• _Dataset content_
· · · · · · ·

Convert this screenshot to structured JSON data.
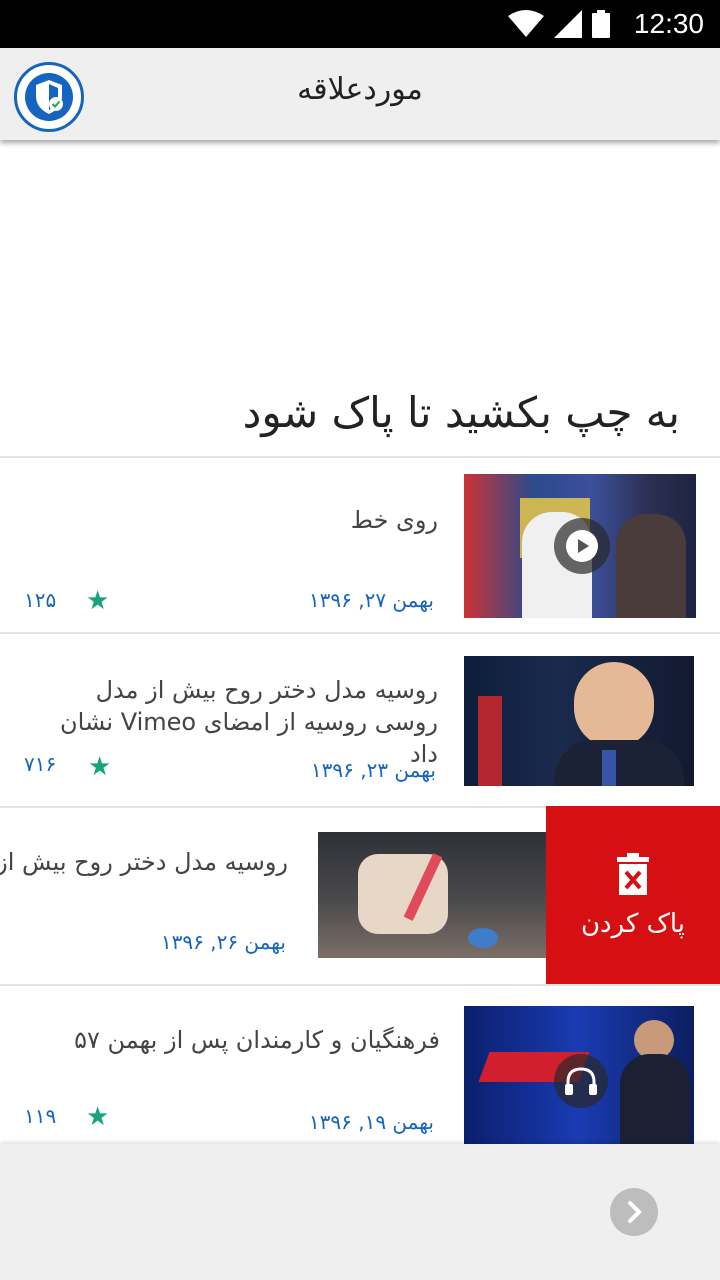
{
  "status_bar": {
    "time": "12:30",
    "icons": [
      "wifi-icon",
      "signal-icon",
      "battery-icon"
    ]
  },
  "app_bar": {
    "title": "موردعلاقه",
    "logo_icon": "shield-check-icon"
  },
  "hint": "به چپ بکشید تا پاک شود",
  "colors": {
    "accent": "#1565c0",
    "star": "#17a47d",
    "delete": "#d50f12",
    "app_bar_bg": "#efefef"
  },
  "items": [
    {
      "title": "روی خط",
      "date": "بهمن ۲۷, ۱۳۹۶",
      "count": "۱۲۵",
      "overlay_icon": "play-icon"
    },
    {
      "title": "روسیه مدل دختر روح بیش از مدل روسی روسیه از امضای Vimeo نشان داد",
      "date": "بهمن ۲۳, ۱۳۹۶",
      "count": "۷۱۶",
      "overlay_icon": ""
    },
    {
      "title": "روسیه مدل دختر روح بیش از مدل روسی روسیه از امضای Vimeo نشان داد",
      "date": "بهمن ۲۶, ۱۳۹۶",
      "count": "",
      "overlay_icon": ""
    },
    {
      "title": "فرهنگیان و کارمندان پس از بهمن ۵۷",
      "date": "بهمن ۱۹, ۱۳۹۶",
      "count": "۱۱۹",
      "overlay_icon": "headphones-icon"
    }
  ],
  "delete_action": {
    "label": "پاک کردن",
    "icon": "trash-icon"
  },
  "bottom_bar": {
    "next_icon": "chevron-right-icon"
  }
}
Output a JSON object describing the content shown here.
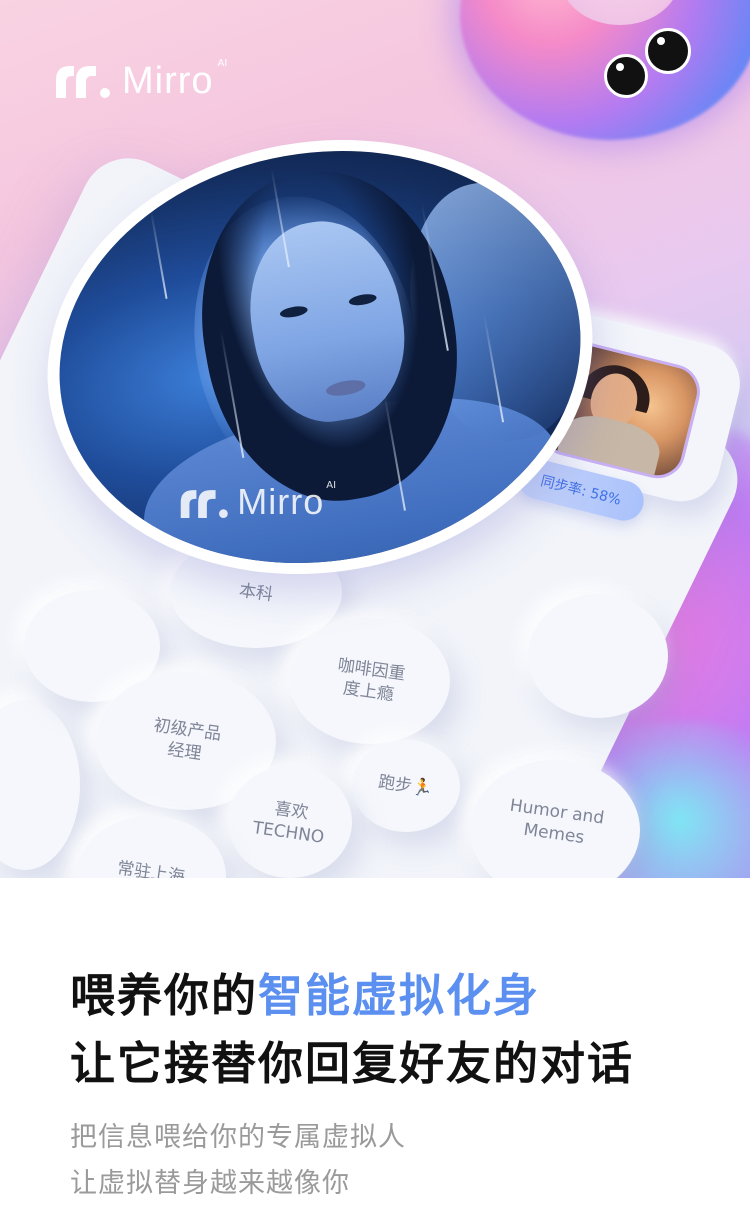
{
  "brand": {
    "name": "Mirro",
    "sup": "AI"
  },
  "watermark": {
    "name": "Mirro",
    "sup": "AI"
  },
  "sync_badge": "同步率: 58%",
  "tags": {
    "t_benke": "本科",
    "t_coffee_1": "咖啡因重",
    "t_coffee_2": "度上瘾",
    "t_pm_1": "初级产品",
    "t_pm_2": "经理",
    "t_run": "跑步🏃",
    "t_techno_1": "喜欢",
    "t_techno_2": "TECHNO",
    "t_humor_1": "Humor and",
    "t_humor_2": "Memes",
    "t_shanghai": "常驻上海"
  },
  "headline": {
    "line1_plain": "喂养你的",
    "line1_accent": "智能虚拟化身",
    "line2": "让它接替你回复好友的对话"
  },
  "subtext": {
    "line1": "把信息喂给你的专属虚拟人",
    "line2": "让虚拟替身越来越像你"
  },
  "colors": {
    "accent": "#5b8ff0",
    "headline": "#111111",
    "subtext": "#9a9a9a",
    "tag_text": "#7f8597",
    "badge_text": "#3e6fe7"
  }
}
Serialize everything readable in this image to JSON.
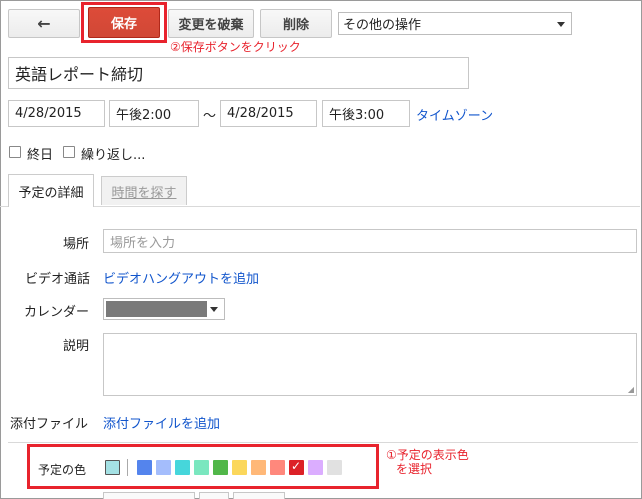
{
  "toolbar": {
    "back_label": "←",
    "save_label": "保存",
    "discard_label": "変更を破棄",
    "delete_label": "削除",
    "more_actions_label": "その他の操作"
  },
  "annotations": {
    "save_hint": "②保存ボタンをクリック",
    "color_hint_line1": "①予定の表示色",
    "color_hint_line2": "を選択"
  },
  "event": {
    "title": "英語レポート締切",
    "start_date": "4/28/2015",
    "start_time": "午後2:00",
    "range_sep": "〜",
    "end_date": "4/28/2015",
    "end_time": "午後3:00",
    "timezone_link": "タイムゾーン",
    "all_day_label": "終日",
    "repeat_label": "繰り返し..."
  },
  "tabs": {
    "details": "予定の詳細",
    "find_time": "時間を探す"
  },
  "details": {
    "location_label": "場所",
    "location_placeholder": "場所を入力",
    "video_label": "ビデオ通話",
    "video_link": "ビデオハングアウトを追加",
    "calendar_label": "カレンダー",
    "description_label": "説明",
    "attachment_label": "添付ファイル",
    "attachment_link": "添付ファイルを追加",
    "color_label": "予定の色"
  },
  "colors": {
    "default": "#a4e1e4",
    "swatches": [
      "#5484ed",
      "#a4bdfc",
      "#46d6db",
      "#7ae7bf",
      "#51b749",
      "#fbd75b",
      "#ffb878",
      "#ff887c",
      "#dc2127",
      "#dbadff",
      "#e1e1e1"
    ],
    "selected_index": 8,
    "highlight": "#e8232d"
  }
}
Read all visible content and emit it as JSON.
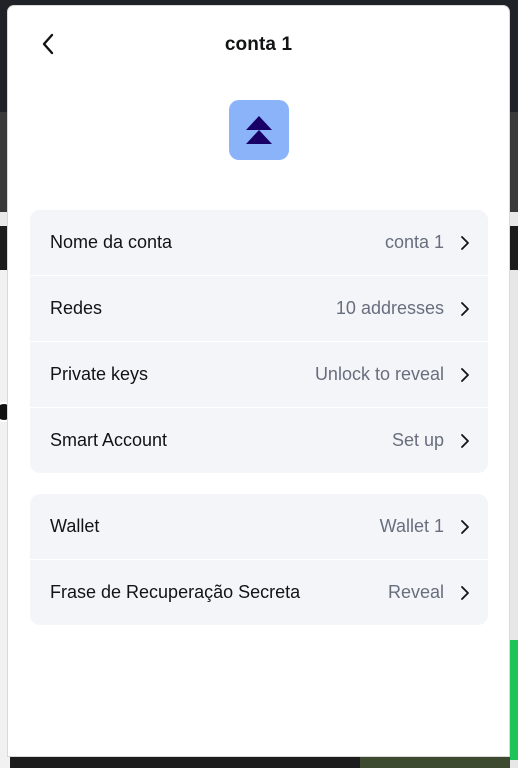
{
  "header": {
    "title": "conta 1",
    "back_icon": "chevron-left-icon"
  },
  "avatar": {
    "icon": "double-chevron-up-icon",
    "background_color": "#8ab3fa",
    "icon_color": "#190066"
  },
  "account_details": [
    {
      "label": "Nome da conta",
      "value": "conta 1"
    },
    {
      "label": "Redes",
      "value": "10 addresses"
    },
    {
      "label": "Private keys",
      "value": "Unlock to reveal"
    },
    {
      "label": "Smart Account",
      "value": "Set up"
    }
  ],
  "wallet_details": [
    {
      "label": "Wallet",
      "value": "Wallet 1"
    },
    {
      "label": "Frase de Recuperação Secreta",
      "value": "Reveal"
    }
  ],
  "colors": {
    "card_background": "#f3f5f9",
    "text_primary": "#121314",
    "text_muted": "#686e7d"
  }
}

· · · · · · ·

• _Objective_
The pictures should not appear in the copy; every other part of the records above must be returned exactly.

• _Output for this task_
Convert this screenshot to structured JSON data.
{
  "status_bar": {
    "time": "12:30",
    "icons": [
      "wifi-icon",
      "signal-icon",
      "battery-icon"
    ]
  },
  "app_bar": {
    "title": "موردعلاقه",
    "logo_icon": "shield-check-icon"
  },
  "hint": "به چپ بکشید تا پاک شود",
  "colors": {
    "accent": "#1565c0",
    "star": "#17a47d",
    "delete": "#d50f12",
    "app_bar_bg": "#efefef"
  },
  "items": [
    {
      "title": "روی خط",
      "date": "بهمن ۲۷, ۱۳۹۶",
      "count": "۱۲۵",
      "overlay_icon": "play-icon"
    },
    {
      "title": "روسیه مدل دختر روح بیش از مدل روسی روسیه از امضای Vimeo نشان داد",
      "date": "بهمن ۲۳, ۱۳۹۶",
      "count": "۷۱۶",
      "overlay_icon": ""
    },
    {
      "title": "روسیه مدل دختر روح بیش از مدل روسی روسیه از امضای Vimeo نشان داد",
      "date": "بهمن ۲۶, ۱۳۹۶",
      "count": "",
      "overlay_icon": ""
    },
    {
      "title": "فرهنگیان و کارمندان پس از بهمن ۵۷",
      "date": "بهمن ۱۹, ۱۳۹۶",
      "count": "۱۱۹",
      "overlay_icon": "headphones-icon"
    }
  ],
  "delete_action": {
    "label": "پاک کردن",
    "icon": "trash-icon"
  },
  "bottom_bar": {
    "next_icon": "chevron-right-icon"
  }
}
Output a JSON object describing the content shown here.
{
  "brand": {
    "name": "Mirro",
    "sup": "AI"
  },
  "watermark": {
    "name": "Mirro",
    "sup": "AI"
  },
  "sync_badge": "同步率: 58%",
  "tags": {
    "t_benke": "本科",
    "t_coffee_1": "咖啡因重",
    "t_coffee_2": "度上瘾",
    "t_pm_1": "初级产品",
    "t_pm_2": "经理",
    "t_run": "跑步🏃",
    "t_techno_1": "喜欢",
    "t_techno_2": "TECHNO",
    "t_humor_1": "Humor and",
    "t_humor_2": "Memes",
    "t_shanghai": "常驻上海"
  },
  "headline": {
    "line1_plain": "喂养你的",
    "line1_accent": "智能虚拟化身",
    "line2": "让它接替你回复好友的对话"
  },
  "subtext": {
    "line1": "把信息喂给你的专属虚拟人",
    "line2": "让虚拟替身越来越像你"
  },
  "colors": {
    "accent": "#5b8ff0",
    "headline": "#111111",
    "subtext": "#9a9a9a",
    "tag_text": "#7f8597",
    "badge_text": "#3e6fe7"
  }
}
Serialize everything readable in this image to JSON.
{
  "toolbar": {
    "back_label": "←",
    "save_label": "保存",
    "discard_label": "変更を破棄",
    "delete_label": "削除",
    "more_actions_label": "その他の操作"
  },
  "annotations": {
    "save_hint": "②保存ボタンをクリック",
    "color_hint_line1": "①予定の表示色",
    "color_hint_line2": "を選択"
  },
  "event": {
    "title": "英語レポート締切",
    "start_date": "4/28/2015",
    "start_time": "午後2:00",
    "range_sep": "〜",
    "end_date": "4/28/2015",
    "end_time": "午後3:00",
    "timezone_link": "タイムゾーン",
    "all_day_label": "終日",
    "repeat_label": "繰り返し..."
  },
  "tabs": {
    "details": "予定の詳細",
    "find_time": "時間を探す"
  },
  "details": {
    "location_label": "場所",
    "location_placeholder": "場所を入力",
    "video_label": "ビデオ通話",
    "video_link": "ビデオハングアウトを追加",
    "calendar_label": "カレンダー",
    "description_label": "説明",
    "attachment_label": "添付ファイル",
    "attachment_link": "添付ファイルを追加",
    "color_label": "予定の色"
  },
  "colors": {
    "default": "#a4e1e4",
    "swatches": [
      "#5484ed",
      "#a4bdfc",
      "#46d6db",
      "#7ae7bf",
      "#51b749",
      "#fbd75b",
      "#ffb878",
      "#ff887c",
      "#dc2127",
      "#dbadff",
      "#e1e1e1"
    ],
    "selected_index": 8,
    "highlight": "#e8232d"
  }
}
Read all visible content and emit it as JSON.
{
  "header": {
    "title": "conta 1",
    "back_icon": "chevron-left-icon"
  },
  "avatar": {
    "icon": "double-chevron-up-icon",
    "background_color": "#8ab3fa",
    "icon_color": "#190066"
  },
  "account_details": [
    {
      "label": "Nome da conta",
      "value": "conta 1"
    },
    {
      "label": "Redes",
      "value": "10 addresses"
    },
    {
      "label": "Private keys",
      "value": "Unlock to reveal"
    },
    {
      "label": "Smart Account",
      "value": "Set up"
    }
  ],
  "wallet_details": [
    {
      "label": "Wallet",
      "value": "Wallet 1"
    },
    {
      "label": "Frase de Recuperação Secreta",
      "value": "Reveal"
    }
  ],
  "colors": {
    "card_background": "#f3f5f9",
    "text_primary": "#121314",
    "text_muted": "#686e7d"
  }
}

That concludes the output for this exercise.